__What is required__:
Look over the entries that follow and work out how many lines contain "lugar". State the number only.

[Data extracted from a collection]

_ _ _ _

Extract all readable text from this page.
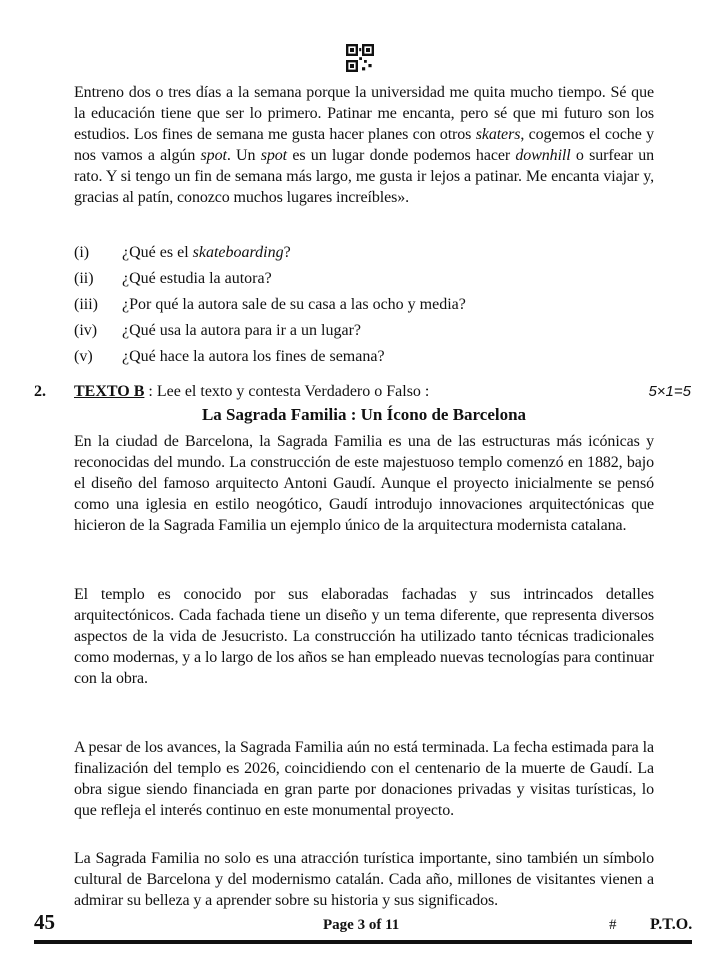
Entreno dos o tres días a la semana porque la universidad me quita mucho tiempo. Sé que la educación tiene que ser lo primero. Patinar me encanta, pero sé que mi futuro son los estudios. Los fines de semana me gusta hacer planes con otros skaters, cogemos el coche y nos vamos a algún spot. Un spot es un lugar donde podemos hacer downhill o surfear un rato. Y si tengo un fin de semana más largo, me gusta ir lejos a patinar. Me encanta viajar y, gracias al patín, conozco muchos lugares increíbles».
(i)	¿Qué es el skateboarding?
(ii)	¿Qué estudia la autora?
(iii)	¿Por qué la autora sale de su casa a las ocho y media?
(iv)	¿Qué usa la autora para ir a un lugar?
(v)	¿Qué hace la autora los fines de semana?
2. TEXTO B : Lee el texto y contesta Verdadero o Falso :	5×1=5
La Sagrada Familia : Un Ícono de Barcelona
En la ciudad de Barcelona, la Sagrada Familia es una de las estructuras más icónicas y reconocidas del mundo. La construcción de este majestuoso templo comenzó en 1882, bajo el diseño del famoso arquitecto Antoni Gaudí. Aunque el proyecto inicialmente se pensó como una iglesia en estilo neogótico, Gaudí introdujo innovaciones arquitectónicas que hicieron de la Sagrada Familia un ejemplo único de la arquitectura modernista catalana.
El templo es conocido por sus elaboradas fachadas y sus intrincados detalles arquitectónicos. Cada fachada tiene un diseño y un tema diferente, que representa diversos aspectos de la vida de Jesucristo. La construcción ha utilizado tanto técnicas tradicionales como modernas, y a lo largo de los años se han empleado nuevas tecnologías para continuar con la obra.
A pesar de los avances, la Sagrada Familia aún no está terminada. La fecha estimada para la finalización del templo es 2026, coincidiendo con el centenario de la muerte de Gaudí. La obra sigue siendo financiada en gran parte por donaciones privadas y visitas turísticas, lo que refleja el interés continuo en este monumental proyecto.
La Sagrada Familia no solo es una atracción turística importante, sino también un símbolo cultural de Barcelona y del modernismo catalán. Cada año, millones de visitantes vienen a admirar su belleza y a aprender sobre su historia y sus significados.
45	Page 3 of 11	# P.T.O.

_ _ _ _

__Task response__:
2